— START Extracted material —

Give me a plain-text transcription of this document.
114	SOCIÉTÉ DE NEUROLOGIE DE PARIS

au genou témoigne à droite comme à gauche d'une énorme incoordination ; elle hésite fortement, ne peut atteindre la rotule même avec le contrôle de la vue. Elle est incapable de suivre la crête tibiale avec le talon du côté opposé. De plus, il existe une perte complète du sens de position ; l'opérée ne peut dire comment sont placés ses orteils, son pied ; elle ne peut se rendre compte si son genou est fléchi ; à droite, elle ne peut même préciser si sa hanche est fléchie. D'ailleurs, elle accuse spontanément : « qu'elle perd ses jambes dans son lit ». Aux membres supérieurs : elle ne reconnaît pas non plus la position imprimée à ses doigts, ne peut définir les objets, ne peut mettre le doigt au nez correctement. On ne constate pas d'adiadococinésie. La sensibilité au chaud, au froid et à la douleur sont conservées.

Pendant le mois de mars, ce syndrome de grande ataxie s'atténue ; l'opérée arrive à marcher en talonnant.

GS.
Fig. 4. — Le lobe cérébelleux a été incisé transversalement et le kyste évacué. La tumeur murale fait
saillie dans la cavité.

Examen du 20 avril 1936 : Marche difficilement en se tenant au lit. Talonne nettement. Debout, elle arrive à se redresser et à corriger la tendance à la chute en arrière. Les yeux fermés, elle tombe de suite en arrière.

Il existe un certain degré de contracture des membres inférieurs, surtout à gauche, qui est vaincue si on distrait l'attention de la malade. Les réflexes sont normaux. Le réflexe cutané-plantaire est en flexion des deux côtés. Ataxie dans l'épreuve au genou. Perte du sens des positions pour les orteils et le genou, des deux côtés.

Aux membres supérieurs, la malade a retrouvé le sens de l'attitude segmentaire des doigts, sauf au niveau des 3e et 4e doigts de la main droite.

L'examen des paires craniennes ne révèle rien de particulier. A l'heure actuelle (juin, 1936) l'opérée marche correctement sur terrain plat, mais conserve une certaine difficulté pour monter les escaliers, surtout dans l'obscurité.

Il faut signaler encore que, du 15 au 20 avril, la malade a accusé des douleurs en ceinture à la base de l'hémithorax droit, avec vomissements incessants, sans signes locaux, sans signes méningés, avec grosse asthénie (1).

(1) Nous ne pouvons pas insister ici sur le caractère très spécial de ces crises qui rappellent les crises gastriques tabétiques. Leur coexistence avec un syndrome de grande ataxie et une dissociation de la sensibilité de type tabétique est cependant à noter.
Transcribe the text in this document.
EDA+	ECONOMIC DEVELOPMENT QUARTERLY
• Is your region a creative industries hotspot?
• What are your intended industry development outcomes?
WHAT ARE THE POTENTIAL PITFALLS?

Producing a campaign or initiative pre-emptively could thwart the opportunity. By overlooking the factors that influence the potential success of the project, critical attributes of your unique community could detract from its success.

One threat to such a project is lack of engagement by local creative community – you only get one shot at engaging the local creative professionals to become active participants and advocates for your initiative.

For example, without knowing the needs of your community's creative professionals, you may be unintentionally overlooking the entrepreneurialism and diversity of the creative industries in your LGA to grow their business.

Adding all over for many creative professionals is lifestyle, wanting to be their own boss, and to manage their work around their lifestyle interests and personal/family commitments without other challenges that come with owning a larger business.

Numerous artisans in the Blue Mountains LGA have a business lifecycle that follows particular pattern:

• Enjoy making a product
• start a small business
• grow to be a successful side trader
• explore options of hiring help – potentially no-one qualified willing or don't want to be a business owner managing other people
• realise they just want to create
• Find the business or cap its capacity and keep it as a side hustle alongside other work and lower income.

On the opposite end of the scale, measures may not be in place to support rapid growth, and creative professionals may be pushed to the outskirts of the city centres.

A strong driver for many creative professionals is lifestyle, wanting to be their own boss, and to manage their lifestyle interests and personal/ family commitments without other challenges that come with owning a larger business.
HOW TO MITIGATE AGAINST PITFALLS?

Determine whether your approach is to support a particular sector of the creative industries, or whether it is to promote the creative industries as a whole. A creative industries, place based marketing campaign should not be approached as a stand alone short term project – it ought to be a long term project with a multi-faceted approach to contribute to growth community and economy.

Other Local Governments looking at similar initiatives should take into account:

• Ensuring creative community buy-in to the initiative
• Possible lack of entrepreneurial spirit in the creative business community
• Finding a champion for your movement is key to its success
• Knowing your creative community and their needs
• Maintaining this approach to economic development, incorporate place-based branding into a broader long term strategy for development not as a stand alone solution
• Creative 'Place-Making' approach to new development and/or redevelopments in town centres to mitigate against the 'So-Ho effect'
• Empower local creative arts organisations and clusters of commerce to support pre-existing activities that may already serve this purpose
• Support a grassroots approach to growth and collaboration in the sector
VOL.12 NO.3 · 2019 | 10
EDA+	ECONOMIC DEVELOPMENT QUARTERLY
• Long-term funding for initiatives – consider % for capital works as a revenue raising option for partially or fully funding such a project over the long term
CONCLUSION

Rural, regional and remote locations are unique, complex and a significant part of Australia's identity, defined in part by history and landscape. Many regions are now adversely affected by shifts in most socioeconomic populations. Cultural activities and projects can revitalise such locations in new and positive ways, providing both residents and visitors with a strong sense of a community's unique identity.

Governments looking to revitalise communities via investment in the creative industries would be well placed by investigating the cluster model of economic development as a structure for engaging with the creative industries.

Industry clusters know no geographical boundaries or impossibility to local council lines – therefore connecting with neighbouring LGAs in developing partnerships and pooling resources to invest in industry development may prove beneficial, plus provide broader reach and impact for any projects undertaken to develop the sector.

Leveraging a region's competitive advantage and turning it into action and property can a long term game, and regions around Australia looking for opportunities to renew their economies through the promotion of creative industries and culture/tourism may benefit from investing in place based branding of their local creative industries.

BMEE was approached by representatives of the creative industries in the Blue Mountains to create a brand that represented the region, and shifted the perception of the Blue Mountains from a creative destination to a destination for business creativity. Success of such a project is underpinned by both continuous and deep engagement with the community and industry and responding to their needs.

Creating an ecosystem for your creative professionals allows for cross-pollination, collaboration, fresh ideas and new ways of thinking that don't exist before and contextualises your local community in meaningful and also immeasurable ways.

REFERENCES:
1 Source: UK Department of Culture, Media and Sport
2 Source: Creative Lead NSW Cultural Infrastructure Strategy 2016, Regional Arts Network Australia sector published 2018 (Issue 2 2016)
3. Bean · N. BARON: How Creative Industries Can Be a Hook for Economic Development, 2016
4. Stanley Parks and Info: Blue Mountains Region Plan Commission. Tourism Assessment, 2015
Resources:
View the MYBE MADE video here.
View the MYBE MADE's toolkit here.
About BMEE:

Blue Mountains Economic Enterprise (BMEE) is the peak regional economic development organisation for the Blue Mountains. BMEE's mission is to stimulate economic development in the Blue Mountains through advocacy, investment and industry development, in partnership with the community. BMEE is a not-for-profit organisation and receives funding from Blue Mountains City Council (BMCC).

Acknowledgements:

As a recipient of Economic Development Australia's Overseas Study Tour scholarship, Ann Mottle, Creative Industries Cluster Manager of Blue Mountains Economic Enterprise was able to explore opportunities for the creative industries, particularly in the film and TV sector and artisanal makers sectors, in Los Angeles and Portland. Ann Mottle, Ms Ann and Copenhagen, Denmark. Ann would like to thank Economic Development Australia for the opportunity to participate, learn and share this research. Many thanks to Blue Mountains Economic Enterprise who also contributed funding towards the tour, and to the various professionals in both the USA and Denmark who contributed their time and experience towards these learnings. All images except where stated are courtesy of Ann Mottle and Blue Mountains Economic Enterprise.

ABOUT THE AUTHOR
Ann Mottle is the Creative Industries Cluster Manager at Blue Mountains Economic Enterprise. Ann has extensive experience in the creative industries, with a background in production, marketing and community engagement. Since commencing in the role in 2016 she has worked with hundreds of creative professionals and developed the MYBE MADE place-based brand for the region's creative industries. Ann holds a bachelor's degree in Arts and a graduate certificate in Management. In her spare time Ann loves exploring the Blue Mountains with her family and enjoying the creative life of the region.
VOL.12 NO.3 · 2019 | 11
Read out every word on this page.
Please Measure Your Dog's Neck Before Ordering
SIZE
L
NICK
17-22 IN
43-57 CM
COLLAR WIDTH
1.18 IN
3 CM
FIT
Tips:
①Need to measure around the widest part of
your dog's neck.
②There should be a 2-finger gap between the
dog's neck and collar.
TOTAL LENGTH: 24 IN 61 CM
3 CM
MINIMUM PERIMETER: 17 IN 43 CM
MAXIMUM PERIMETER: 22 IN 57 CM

— END Extracted material —

## [Requirement]
Pick out every line of the listing containing the word "centres", and show those lines.

## [Exercise response]
On the opposite end of the scale, measures may not be in place to support rapid growth, and creative professionals may be pushed to the outskirts of the city centres.
• Creative 'Place-Making' approach to new development and/or redevelopments in town centres to mitigate against the 'So-Ho effect'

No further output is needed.